- **Problem to solve**
Identify each line holding the string "both" and copy it.

- **Data provided**
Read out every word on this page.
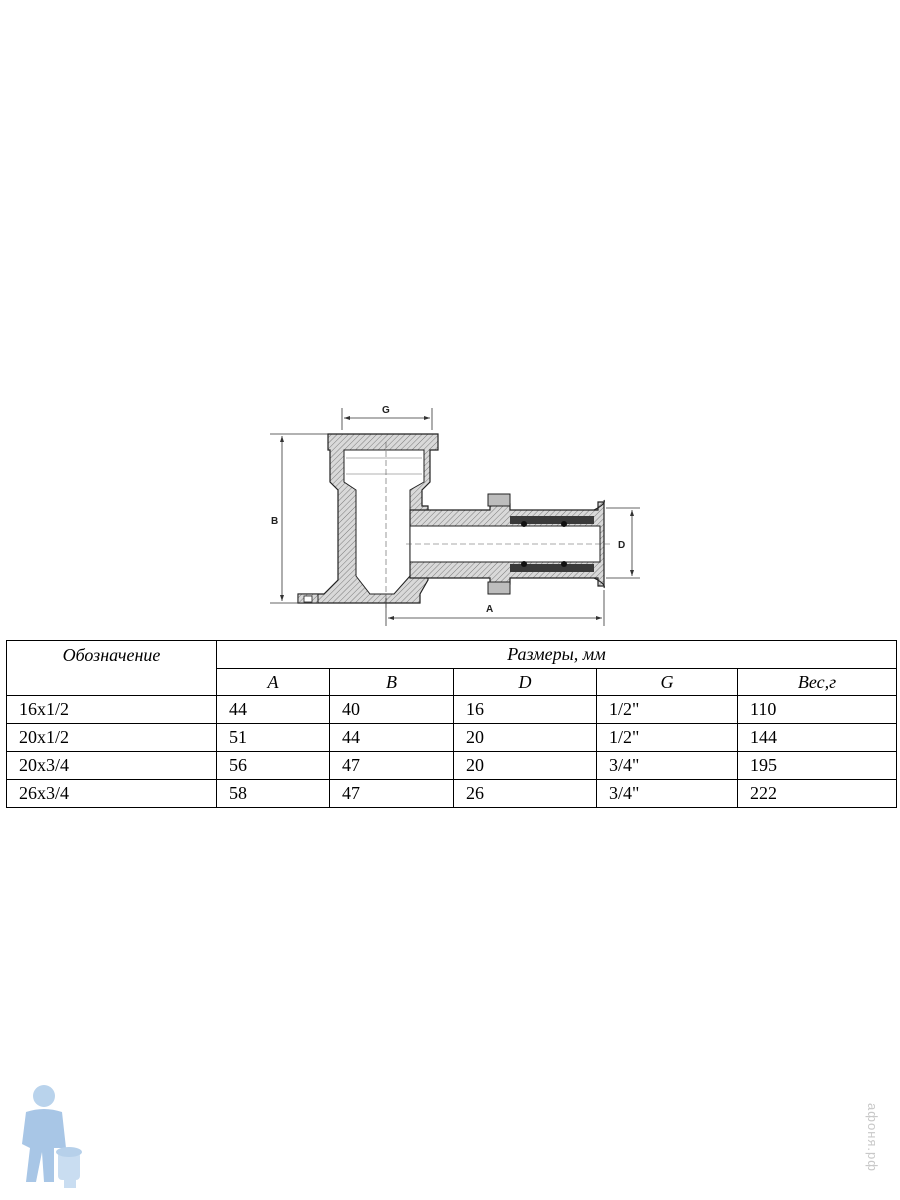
G
B
D
A
Обозначение	Размеры, мм				
	A	B	D	G	Вес,г
16х1/2	44	40	16	1/2"	110
20х1/2	51	44	20	1/2"	144
20х3/4	56	47	20	3/4"	195
26х3/4	58	47	26	3/4"	222
афоня.рф
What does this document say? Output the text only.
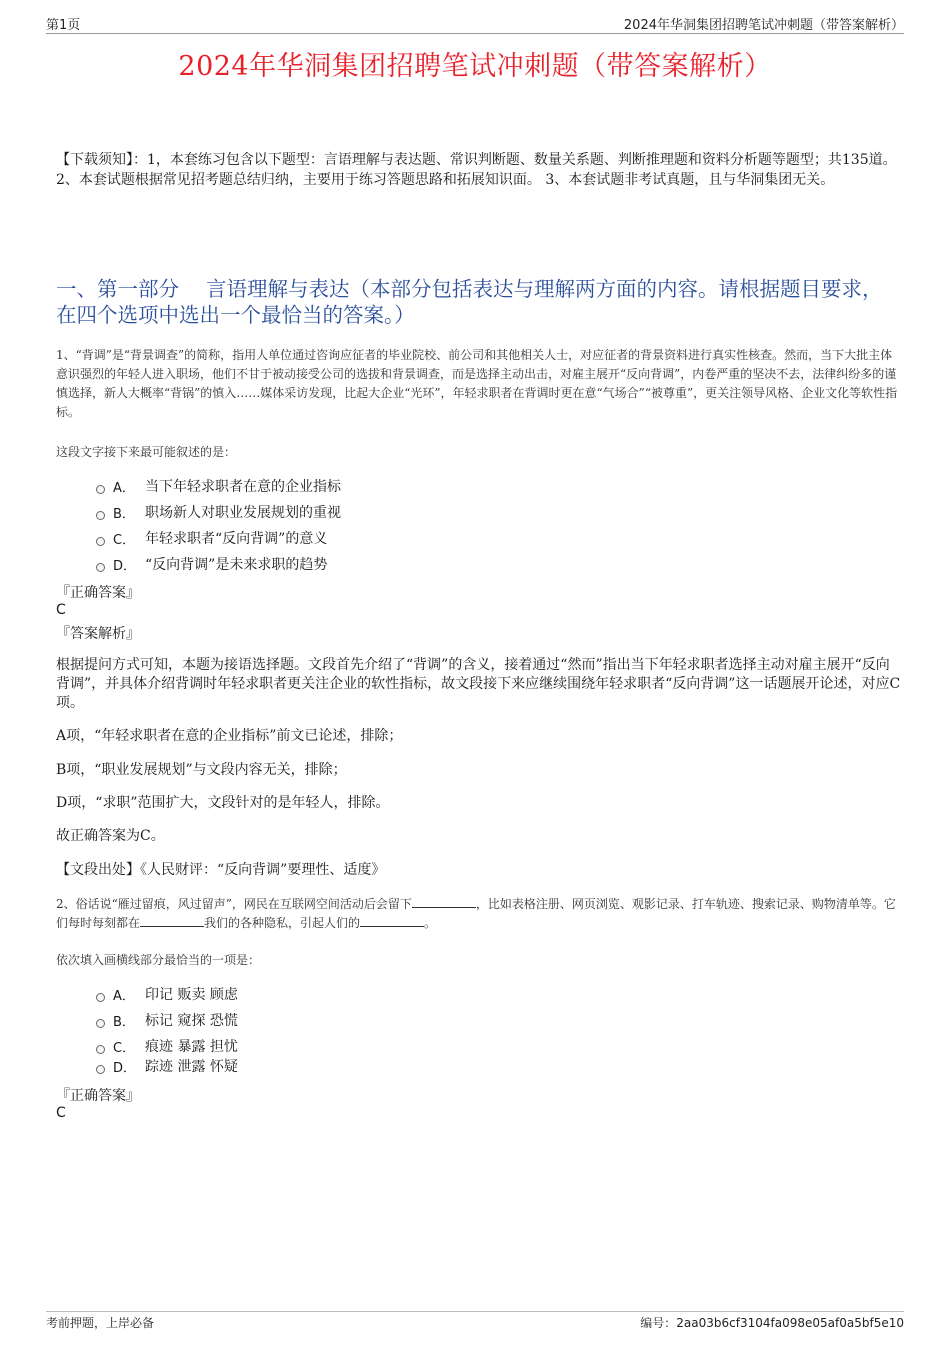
第1页	2024年华洞集团招聘笔试冲刺题（带答案解析）
2024年华洞集团招聘笔试冲刺题（带答案解析）
【下载须知】：1，本套练习包含以下题型：言语理解与表达题、常识判断题、数量关系题、判断推理题和资料分析题等题型；共135道。 2、本套试题根据常见招考题总结归纳，主要用于练习答题思路和拓展知识面。 3、本套试题非考试真题，且与华洞集团无关。
一、第一部分　 言语理解与表达（本部分包括表达与理解两方面的内容。请根据题目要求，在四个选项中选出一个最恰当的答案。）
1、“背调”是“背景调查”的简称，指用人单位通过咨询应征者的毕业院校、前公司和其他相关人士，对应征者的背景资料进行真实性核查。然而，当下大批主体意识强烈的年轻人进入职场，他们不甘于被动接受公司的选拔和背景调查，而是选择主动出击，对雇主展开“反向背调”，内卷严重的坚决不去，法律纠纷多的谨慎选择，新人大概率“背锅”的慎入……媒体采访发现，比起大企业“光环”，年轻求职者在背调时更在意“气场合”“被尊重”，更关注领导风格、企业文化等软性指标。
这段文字接下来最可能叙述的是：
A． 当下年轻求职者在意的企业指标
B． 职场新人对职业发展规划的重视
C． 年轻求职者“反向背调”的意义
D． “反向背调”是未来求职的趋势
『正确答案』
C
『答案解析』
根据提问方式可知，本题为接语选择题。文段首先介绍了“背调”的含义，接着通过“然而”指出当下年轻求职者选择主动对雇主展开“反向背调”，并具体介绍背调时年轻求职者更关注企业的软性指标，故文段接下来应继续围绕年轻求职者“反向背调”这一话题展开论述，对应C项。
A项，“年轻求职者在意的企业指标”前文已论述，排除；
B项，“职业发展规划”与文段内容无关，排除；
D项，“求职”范围扩大，文段针对的是年轻人，排除。
故正确答案为C。
【文段出处】《人民财评：“反向背调”要理性、适度》
2、俗话说“雁过留痕，风过留声”，网民在互联网空间活动后会留下	，比如表格注册、网页浏览、观影记录、打车轨迹、搜索记录、购物清单等。它们每时每刻都在	我们的各种隐私，引起人们的	。
依次填入画横线部分最恰当的一项是：
A． 印记 贩卖 顾虑
B． 标记 窥探 恐慌
C． 痕迹 暴露 担忧
D． 踪迹 泄露 怀疑
『正确答案』
C
考前押题，上岸必备	编号：2aa03b6cf3104fa098e05af0a5bf5e10
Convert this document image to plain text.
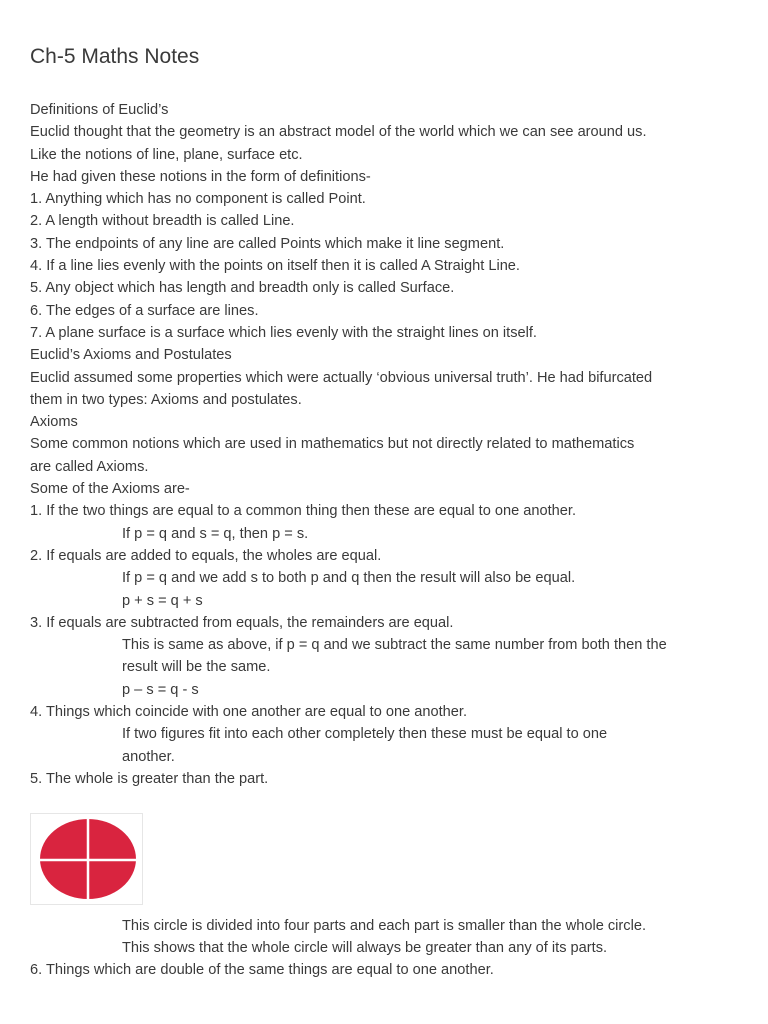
Ch-5 Maths Notes
Definitions of Euclid’s
Euclid thought that the geometry is an abstract model of the world which we can see around us.
Like the notions of line, plane, surface etc.
He had given these notions in the form of definitions-
1. Anything which has no component is called Point.
2. A length without breadth is called Line.
3. The endpoints of any line are called Points which make it line segment.
4. If a line lies evenly with the points on itself then it is called A Straight Line.
5. Any object which has length and breadth only is called Surface.
6. The edges of a surface are lines.
7. A plane surface is a surface which lies evenly with the straight lines on itself.
Euclid’s Axioms and Postulates
Euclid assumed some properties which were actually ‘obvious universal truth’. He had bifurcated
them in two types: Axioms and postulates.
Axioms
Some common notions which are used in mathematics but not directly related to mathematics
are called Axioms.
Some of the Axioms are-
1. If the two things are equal to a common thing then these are equal to one another.
If p = q and s = q, then p = s.
2. If equals are added to equals, the wholes are equal.
If p = q and we add s to both p and q then the result will also be equal.
p + s = q + s
3. If equals are subtracted from equals, the remainders are equal.
This is same as above, if p = q and we subtract the same number from both then the
result will be the same.
p – s = q - s
4. Things which coincide with one another are equal to one another.
If two figures fit into each other completely then these must be equal to one
another.
5. The whole is greater than the part.
This circle is divided into four parts and each part is smaller than the whole circle.
This shows that the whole circle will always be greater than any of its parts.
6. Things which are double of the same things are equal to one another.
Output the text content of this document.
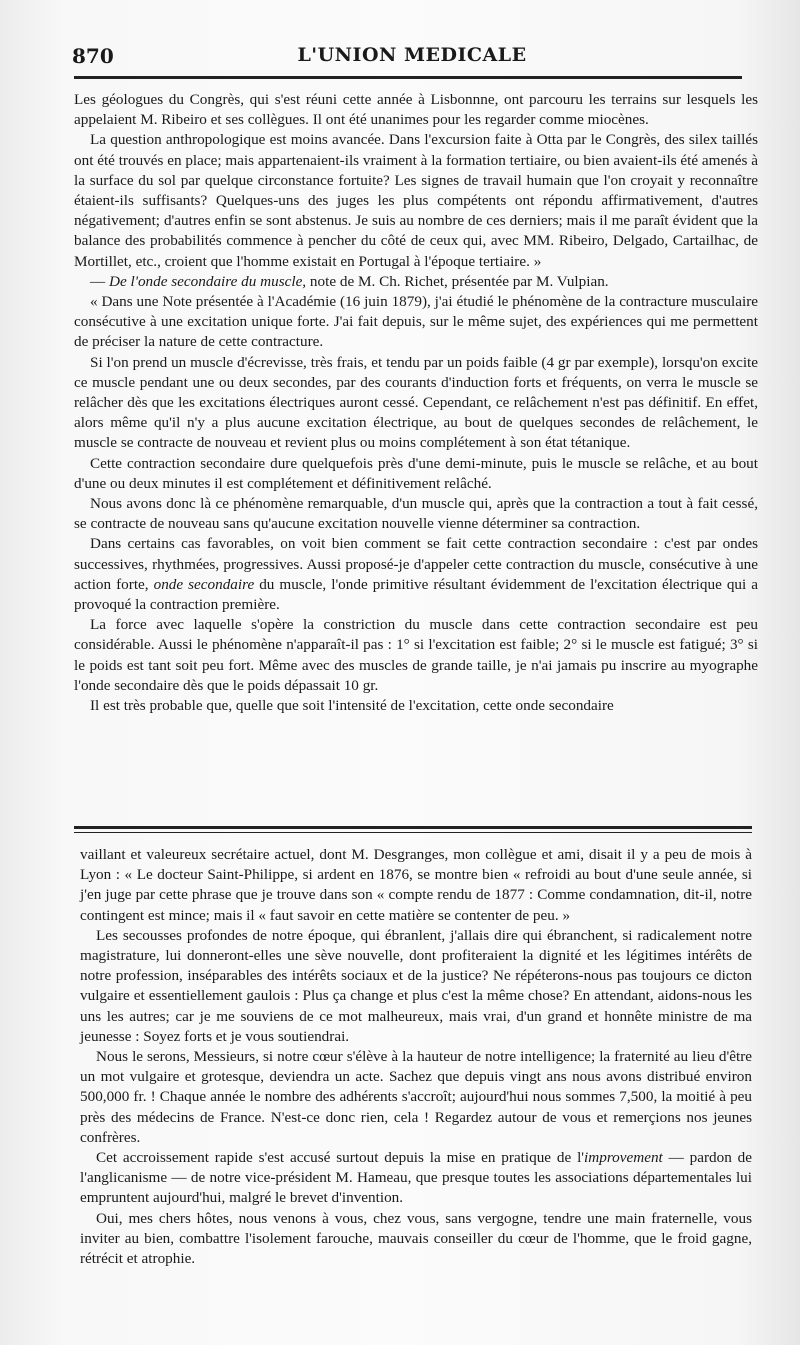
870	L'UNION MEDICALE

Les géologues du Congrès, qui s'est réuni cette année à Lisbonnne, ont parcouru les terrains sur lesquels les appelaient M. Ribeiro et ses collègues. Il ont été unanimes pour les regarder comme miocènes.

La question anthropologique est moins avancée. Dans l'excursion faite à Otta par le Congrès, des silex taillés ont été trouvés en place; mais appartenaient-ils vraiment à la formation tertiaire, ou bien avaient-ils été amenés à la surface du sol par quelque circonstance fortuite? Les signes de travail humain que l'on croyait y reconnaître étaient-ils suffisants? Quelques-uns des juges les plus compétents ont répondu affirmativement, d'autres négativement; d'autres enfin se sont abstenus. Je suis au nombre de ces derniers; mais il me paraît évident que la balance des probabilités commence à pencher du côté de ceux qui, avec MM. Ribeiro, Delgado, Cartailhac, de Mortillet, etc., croient que l'homme existait en Portugal à l'époque tertiaire. »

— De l'onde secondaire du muscle, note de M. Ch. Richet, présentée par M. Vulpian.

« Dans une Note présentée à l'Académie (16 juin 1879), j'ai étudié le phénomène de la contracture musculaire consécutive à une excitation unique forte. J'ai fait depuis, sur le même sujet, des expériences qui me permettent de préciser la nature de cette contracture.

Si l'on prend un muscle d'écrevisse, très frais, et tendu par un poids faible (4 gr par exemple), lorsqu'on excite ce muscle pendant une ou deux secondes, par des courants d'induction forts et fréquents, on verra le muscle se relâcher dès que les excitations électriques auront cessé. Cependant, ce relâchement n'est pas définitif. En effet, alors même qu'il n'y a plus aucune excitation électrique, au bout de quelques secondes de relâchement, le muscle se contracte de nouveau et revient plus ou moins complétement à son état tétanique.

Cette contraction secondaire dure quelquefois près d'une demi-minute, puis le muscle se relâche, et au bout d'une ou deux minutes il est complétement et définitivement relâché.

Nous avons donc là ce phénomène remarquable, d'un muscle qui, après que la contraction a tout à fait cessé, se contracte de nouveau sans qu'aucune excitation nouvelle vienne déterminer sa contraction.

Dans certains cas favorables, on voit bien comment se fait cette contraction secondaire : c'est par ondes successives, rhythmées, progressives. Aussi proposé-je d'appeler cette contraction du muscle, consécutive à une action forte, onde secondaire du muscle, l'onde primitive résultant évidemment de l'excitation électrique qui a provoqué la contraction première.

La force avec laquelle s'opère la constriction du muscle dans cette contraction secondaire est peu considérable. Aussi le phénomène n'apparaît-il pas : 1° si l'excitation est faible; 2° si le muscle est fatigué; 3° si le poids est tant soit peu fort. Même avec des muscles de grande taille, je n'ai jamais pu inscrire au myographe l'onde secondaire dès que le poids dépassait 10 gr.

Il est très probable que, quelle que soit l'intensité de l'excitation, cette onde secondaire

vaillant et valeureux secrétaire actuel, dont M. Desgranges, mon collègue et ami, disait il y a peu de mois à Lyon : « Le docteur Saint-Philippe, si ardent en 1876, se montre bien « refroidi au bout d'une seule année, si j'en juge par cette phrase que je trouve dans son « compte rendu de 1877 : Comme condamnation, dit-il, notre contingent est mince; mais il « faut savoir en cette matière se contenter de peu. »

Les secousses profondes de notre époque, qui ébranlent, j'allais dire qui ébranchent, si radicalement notre magistrature, lui donneront-elles une sève nouvelle, dont profiteraient la dignité et les légitimes intérêts de notre profession, inséparables des intérêts sociaux et de la justice? Ne répéterons-nous pas toujours ce dicton vulgaire et essentiellement gaulois : Plus ça change et plus c'est la même chose? En attendant, aidons-nous les uns les autres; car je me souviens de ce mot malheureux, mais vrai, d'un grand et honnête ministre de ma jeunesse : Soyez forts et je vous soutiendrai.

Nous le serons, Messieurs, si notre cœur s'élève à la hauteur de notre intelligence; la fraternité au lieu d'être un mot vulgaire et grotesque, deviendra un acte. Sachez que depuis vingt ans nous avons distribué environ 500,000 fr. ! Chaque année le nombre des adhérents s'accroît; aujourd'hui nous sommes 7,500, la moitié à peu près des médecins de France. N'est-ce donc rien, cela ! Regardez autour de vous et remerçions nos jeunes confrères.

Cet accroissement rapide s'est accusé surtout depuis la mise en pratique de l'improvement — pardon de l'anglicanisme — de notre vice-président M. Hameau, que presque toutes les associations départementales lui empruntent aujourd'hui, malgré le brevet d'invention.

Oui, mes chers hôtes, nous venons à vous, chez vous, sans vergogne, tendre une main fraternelle, vous inviter au bien, combattre l'isolement farouche, mauvais conseiller du cœur de l'homme, que le froid gagne, rétrécit et atrophie.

- **Written answer**
If p = q and we add s to both p and q then the result will also be equal.
This is same as above, if p = q and we subtract the same number from both then the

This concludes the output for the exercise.